# TASK DESCRIPTION
The task calls for an exact copy of the records, without any images.

- Opening Delimiter -

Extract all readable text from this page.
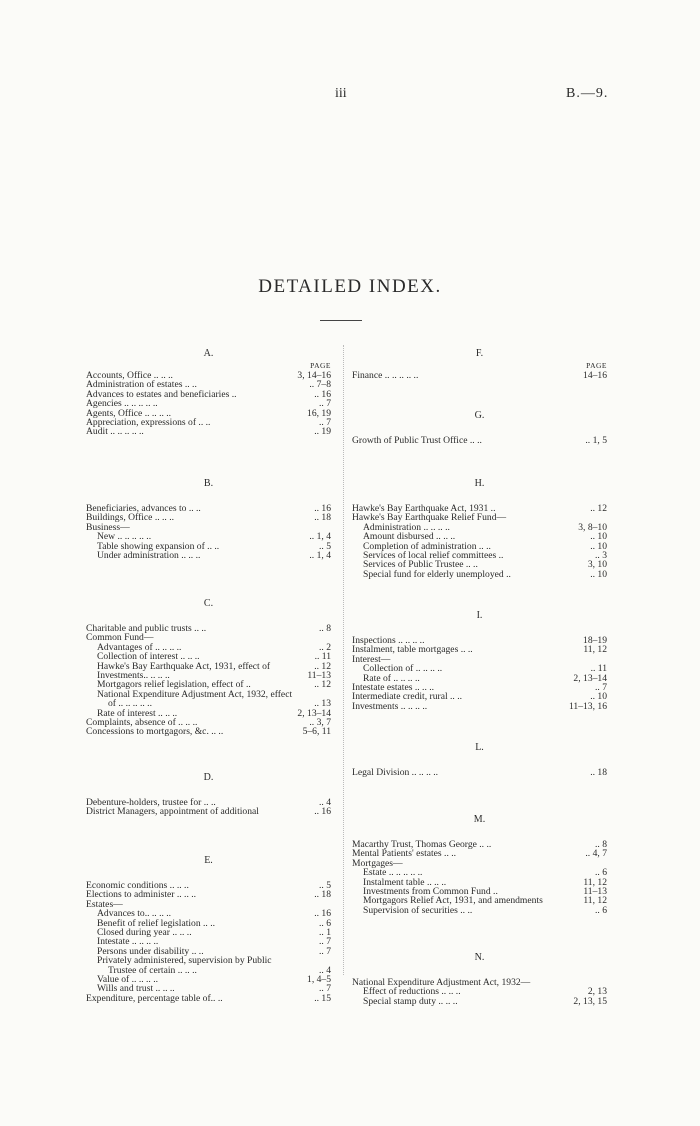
iii	B.—9.
DETAILED INDEX.
A.
PAGE
Accounts, Office .. .. ..	3, 14–16
Administration of estates .. ..	.. 7–8
Advances to estates and beneficiaries ..	.. 16
Agencies .. .. .. .. ..	.. 7
Agents, Office .. .. .. ..	16, 19
Appreciation, expressions of .. ..	.. 7
Audit .. .. .. .. ..	.. 19
B.
Beneficiaries, advances to .. ..	.. 16
Buildings, Office .. .. ..	.. 18
Business—
New .. .. .. .. ..	.. 1, 4
Table showing expansion of .. ..	.. 5
Under administration .. .. ..	.. 1, 4
C.
Charitable and public trusts .. ..	.. 8
Common Fund—
Advantages of .. .. .. ..	.. 2
Collection of interest .. .. ..	.. 11
Hawke's Bay Earthquake Act, 1931, effect of	.. 12
Investments.. .. .. ..	11–13
Mortgagors relief legislation, effect of ..	.. 12
National Expenditure Adjustment Act, 1932, effect
of .. .. .. .. ..	.. 13
Rate of interest .. .. ..	2, 13–14
Complaints, absence of .. .. ..	.. 3, 7
Concessions to mortgagors, &c. .. ..	5–6, 11
D.
Debenture-holders, trustee for .. ..	.. 4
District Managers, appointment of additional	.. 16
E.
Economic conditions .. .. ..	.. 5
Elections to administer .. .. ..	.. 18
Estates—
Advances to.. .. .. ..	.. 16
Benefit of relief legislation .. ..	.. 6
Closed during year .. .. ..	.. 1
Intestate .. .. .. ..	.. 7
Persons under disability .. ..	.. 7
Privately administered, supervision by Public
Trustee of certain .. .. ..	.. 4
Value of .. .. .. ..	1, 4–5
Wills and trust .. .. ..	.. 7
Expenditure, percentage table of.. ..	.. 15
F.
PAGE
Finance .. .. .. .. ..	14–16
G.
Growth of Public Trust Office .. ..	.. 1, 5
H.
Hawke's Bay Earthquake Act, 1931 ..	.. 12
Hawke's Bay Earthquake Relief Fund—
Administration .. .. .. ..	3, 8–10
Amount disbursed .. .. ..	.. 10
Completion of administration .. ..	.. 10
Services of local relief committees ..	.. 3
Services of Public Trustee .. ..	3, 10
Special fund for elderly unemployed ..	.. 10
I.
Inspections .. .. .. ..	18–19
Instalment, table mortgages .. ..	11, 12
Interest—
Collection of .. .. .. ..	.. 11
Rate of .. .. .. ..	2, 13–14
Intestate estates .. .. ..	.. 7
Intermediate credit, rural .. ..	.. 10
Investments .. .. .. ..	11–13, 16
L.
Legal Division .. .. .. ..	.. 18
M.
Macarthy Trust, Thomas George .. ..	.. 8
Mental Patients' estates .. ..	.. 4, 7
Mortgages—
Estate .. .. .. .. ..	.. 6
Instalment table .. .. ..	11, 12
Investments from Common Fund ..	11–13
Mortgagors Relief Act, 1931, and amendments	11, 12
Supervision of securities .. ..	.. 6
N.
National Expenditure Adjustment Act, 1932—
Effect of reductions .. .. ..	2, 13
Special stamp duty .. .. ..	2, 13, 15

- Closing Delimiter -

# ANSWER SPACE
Extract all readable text from this page.
iii	B.—9.
DETAILED INDEX.
A.
PAGE
Accounts, Office .. .. ..	3, 14–16
Administration of estates .. ..	.. 7–8
Advances to estates and beneficiaries ..	.. 16
Agencies .. .. .. .. ..	.. 7
Agents, Office .. .. .. ..	16, 19
Appreciation, expressions of .. ..	.. 7
Audit .. .. .. .. ..	.. 19
B.
Beneficiaries, advances to .. ..	.. 16
Buildings, Office .. .. ..	.. 18
Business—
New .. .. .. .. ..	.. 1, 4
Table showing expansion of .. ..	.. 5
Under administration .. .. ..	.. 1, 4
C.
Charitable and public trusts .. ..	.. 8
Common Fund—
Advantages of .. .. .. ..	.. 2
Collection of interest .. .. ..	.. 11
Hawke's Bay Earthquake Act, 1931, effect of	.. 12
Investments.. .. .. ..	11–13
Mortgagors relief legislation, effect of ..	.. 12
National Expenditure Adjustment Act, 1932, effect
of .. .. .. .. ..	.. 13
Rate of interest .. .. ..	2, 13–14
Complaints, absence of .. .. ..	.. 3, 7
Concessions to mortgagors, &c. .. ..	5–6, 11
D.
Debenture-holders, trustee for .. ..	.. 4
District Managers, appointment of additional	.. 16
E.
Economic conditions .. .. ..	.. 5
Elections to administer .. .. ..	.. 18
Estates—
Advances to.. .. .. ..	.. 16
Benefit of relief legislation .. ..	.. 6
Closed during year .. .. ..	.. 1
Intestate .. .. .. ..	.. 7
Persons under disability .. ..	.. 7
Privately administered, supervision by Public
Trustee of certain .. .. ..	.. 4
Value of .. .. .. ..	1, 4–5
Wills and trust .. .. ..	.. 7
Expenditure, percentage table of.. ..	.. 15
F.
PAGE
Finance .. .. .. .. ..	14–16
G.
Growth of Public Trust Office .. ..	.. 1, 5
H.
Hawke's Bay Earthquake Act, 1931 ..	.. 12
Hawke's Bay Earthquake Relief Fund—
Administration .. .. .. ..	3, 8–10
Amount disbursed .. .. ..	.. 10
Completion of administration .. ..	.. 10
Services of local relief committees ..	.. 3
Services of Public Trustee .. ..	3, 10
Special fund for elderly unemployed ..	.. 10
I.
Inspections .. .. .. ..	18–19
Instalment, table mortgages .. ..	11, 12
Interest—
Collection of .. .. .. ..	.. 11
Rate of .. .. .. ..	2, 13–14
Intestate estates .. .. ..	.. 7
Intermediate credit, rural .. ..	.. 10
Investments .. .. .. ..	11–13, 16
L.
Legal Division .. .. .. ..	.. 18
M.
Macarthy Trust, Thomas George .. ..	.. 8
Mental Patients' estates .. ..	.. 4, 7
Mortgages—
Estate .. .. .. .. ..	.. 6
Instalment table .. .. ..	11, 12
Investments from Common Fund ..	11–13
Mortgagors Relief Act, 1931, and amendments	11, 12
Supervision of securities .. ..	.. 6
N.
National Expenditure Adjustment Act, 1932—
Effect of reductions .. .. ..	2, 13
Special stamp duty .. .. ..	2, 13, 15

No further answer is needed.